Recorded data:
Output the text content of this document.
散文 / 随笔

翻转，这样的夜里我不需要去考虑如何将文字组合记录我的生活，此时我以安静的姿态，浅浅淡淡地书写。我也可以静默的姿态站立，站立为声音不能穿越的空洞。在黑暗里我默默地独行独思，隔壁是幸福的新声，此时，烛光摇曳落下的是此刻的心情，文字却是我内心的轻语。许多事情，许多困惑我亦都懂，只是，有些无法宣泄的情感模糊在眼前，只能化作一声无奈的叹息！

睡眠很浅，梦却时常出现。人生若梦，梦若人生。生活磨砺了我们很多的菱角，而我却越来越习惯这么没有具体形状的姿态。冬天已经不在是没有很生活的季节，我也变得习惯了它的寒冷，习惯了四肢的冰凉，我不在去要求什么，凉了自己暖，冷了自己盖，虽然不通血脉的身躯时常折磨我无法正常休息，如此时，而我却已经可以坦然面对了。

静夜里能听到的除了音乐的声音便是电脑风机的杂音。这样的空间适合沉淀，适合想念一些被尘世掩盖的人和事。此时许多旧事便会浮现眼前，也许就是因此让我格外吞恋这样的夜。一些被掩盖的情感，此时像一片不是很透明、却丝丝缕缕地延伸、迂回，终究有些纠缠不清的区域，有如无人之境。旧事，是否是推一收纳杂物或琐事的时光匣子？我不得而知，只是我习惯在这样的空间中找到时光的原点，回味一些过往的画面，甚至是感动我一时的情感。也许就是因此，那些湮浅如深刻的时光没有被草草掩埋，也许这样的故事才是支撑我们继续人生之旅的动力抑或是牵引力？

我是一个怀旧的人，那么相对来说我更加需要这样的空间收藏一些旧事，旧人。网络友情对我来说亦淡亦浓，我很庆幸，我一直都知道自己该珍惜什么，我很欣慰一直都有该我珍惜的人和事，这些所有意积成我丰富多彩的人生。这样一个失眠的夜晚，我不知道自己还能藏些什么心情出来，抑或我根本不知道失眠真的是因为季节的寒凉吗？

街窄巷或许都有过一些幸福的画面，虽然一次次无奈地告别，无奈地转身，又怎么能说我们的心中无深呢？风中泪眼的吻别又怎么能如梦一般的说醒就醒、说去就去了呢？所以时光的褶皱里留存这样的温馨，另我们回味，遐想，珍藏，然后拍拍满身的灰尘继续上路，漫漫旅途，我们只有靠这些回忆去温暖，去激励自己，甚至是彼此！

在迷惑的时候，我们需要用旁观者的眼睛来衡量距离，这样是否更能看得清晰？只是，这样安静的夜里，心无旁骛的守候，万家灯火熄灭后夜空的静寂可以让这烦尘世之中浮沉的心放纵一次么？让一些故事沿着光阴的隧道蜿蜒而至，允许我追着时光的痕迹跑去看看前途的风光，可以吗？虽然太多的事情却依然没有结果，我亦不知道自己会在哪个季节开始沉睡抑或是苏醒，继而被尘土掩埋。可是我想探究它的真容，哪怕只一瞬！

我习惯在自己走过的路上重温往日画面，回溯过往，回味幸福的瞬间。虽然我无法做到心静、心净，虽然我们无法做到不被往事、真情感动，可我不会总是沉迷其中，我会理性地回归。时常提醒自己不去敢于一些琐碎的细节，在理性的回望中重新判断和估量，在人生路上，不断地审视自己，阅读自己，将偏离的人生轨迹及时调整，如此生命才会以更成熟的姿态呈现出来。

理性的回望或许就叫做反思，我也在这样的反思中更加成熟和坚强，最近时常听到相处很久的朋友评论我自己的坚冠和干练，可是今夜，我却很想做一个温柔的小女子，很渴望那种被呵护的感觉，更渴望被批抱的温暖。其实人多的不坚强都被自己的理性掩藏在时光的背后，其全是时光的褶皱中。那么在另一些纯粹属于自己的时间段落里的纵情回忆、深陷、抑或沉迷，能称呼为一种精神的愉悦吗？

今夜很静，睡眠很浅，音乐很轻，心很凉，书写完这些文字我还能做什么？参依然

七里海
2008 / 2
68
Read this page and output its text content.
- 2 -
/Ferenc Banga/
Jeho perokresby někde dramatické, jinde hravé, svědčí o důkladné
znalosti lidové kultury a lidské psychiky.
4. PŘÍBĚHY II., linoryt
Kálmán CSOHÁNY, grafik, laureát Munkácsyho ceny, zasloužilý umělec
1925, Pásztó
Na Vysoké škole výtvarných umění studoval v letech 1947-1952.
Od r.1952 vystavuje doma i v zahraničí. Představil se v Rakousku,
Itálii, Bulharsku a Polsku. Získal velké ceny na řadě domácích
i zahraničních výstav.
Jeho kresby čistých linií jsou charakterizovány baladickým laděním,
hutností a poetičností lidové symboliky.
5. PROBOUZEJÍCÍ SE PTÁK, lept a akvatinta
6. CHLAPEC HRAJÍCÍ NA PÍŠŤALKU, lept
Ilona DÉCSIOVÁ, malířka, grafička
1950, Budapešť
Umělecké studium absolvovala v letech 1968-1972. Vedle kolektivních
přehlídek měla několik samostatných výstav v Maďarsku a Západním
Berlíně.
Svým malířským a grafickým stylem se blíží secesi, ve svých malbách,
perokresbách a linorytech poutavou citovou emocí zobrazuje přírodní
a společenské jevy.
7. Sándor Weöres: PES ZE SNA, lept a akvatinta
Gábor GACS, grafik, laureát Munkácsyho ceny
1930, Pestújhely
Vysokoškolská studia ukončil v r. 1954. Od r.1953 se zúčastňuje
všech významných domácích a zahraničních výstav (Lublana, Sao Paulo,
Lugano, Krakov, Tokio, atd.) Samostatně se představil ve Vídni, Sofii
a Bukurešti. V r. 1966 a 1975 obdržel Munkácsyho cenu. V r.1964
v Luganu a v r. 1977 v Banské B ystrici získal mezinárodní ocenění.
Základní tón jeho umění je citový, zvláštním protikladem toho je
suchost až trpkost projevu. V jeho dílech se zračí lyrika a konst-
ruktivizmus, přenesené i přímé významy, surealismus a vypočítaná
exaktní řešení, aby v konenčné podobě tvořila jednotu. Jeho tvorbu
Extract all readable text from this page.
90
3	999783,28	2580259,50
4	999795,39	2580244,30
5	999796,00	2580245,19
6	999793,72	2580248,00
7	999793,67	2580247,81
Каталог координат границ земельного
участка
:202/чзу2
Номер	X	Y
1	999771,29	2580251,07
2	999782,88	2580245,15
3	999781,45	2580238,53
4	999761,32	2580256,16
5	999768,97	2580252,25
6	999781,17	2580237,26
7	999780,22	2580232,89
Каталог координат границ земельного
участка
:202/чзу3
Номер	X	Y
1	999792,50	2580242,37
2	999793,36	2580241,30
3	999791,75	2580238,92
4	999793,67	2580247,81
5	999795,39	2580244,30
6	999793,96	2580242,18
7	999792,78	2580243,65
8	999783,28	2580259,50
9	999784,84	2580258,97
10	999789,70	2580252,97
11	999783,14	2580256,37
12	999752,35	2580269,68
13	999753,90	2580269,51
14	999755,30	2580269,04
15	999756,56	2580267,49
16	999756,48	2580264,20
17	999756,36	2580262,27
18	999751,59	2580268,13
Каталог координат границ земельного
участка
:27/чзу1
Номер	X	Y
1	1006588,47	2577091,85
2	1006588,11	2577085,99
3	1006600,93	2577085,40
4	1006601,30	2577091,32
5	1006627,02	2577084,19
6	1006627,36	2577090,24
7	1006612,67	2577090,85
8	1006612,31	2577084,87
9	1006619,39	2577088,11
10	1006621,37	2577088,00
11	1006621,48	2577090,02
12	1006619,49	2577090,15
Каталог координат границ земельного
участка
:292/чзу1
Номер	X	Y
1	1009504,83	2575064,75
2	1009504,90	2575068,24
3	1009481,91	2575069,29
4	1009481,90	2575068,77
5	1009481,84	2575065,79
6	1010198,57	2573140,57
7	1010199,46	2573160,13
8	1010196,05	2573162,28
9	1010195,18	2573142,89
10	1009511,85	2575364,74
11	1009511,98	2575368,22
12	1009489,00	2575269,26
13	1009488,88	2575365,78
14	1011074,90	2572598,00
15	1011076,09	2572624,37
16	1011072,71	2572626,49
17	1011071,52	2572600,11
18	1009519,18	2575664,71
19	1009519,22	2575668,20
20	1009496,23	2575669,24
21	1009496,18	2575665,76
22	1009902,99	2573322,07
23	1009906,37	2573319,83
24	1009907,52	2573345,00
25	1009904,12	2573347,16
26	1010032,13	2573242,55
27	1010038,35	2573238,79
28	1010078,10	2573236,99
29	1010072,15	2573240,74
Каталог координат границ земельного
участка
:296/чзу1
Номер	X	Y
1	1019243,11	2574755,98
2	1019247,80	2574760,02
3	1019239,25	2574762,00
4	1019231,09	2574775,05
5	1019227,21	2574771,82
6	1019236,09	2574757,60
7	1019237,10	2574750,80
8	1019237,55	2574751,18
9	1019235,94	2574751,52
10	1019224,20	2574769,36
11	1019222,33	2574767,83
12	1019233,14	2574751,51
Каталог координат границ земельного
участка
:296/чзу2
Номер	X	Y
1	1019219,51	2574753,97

## GOAL OF THE EXERCISE:
List each line of the entries that holds the string "Munkácsyho".

## FULL RESPONSE:
Kálmán CSOHÁNY, grafik, laureát Munkácsyho ceny, zasloužilý umělec
Gábor GACS, grafik, laureát Munkácsyho ceny
a Bukurešti. V r. 1966 a 1975 obdržel Munkácsyho cenu. V r.1964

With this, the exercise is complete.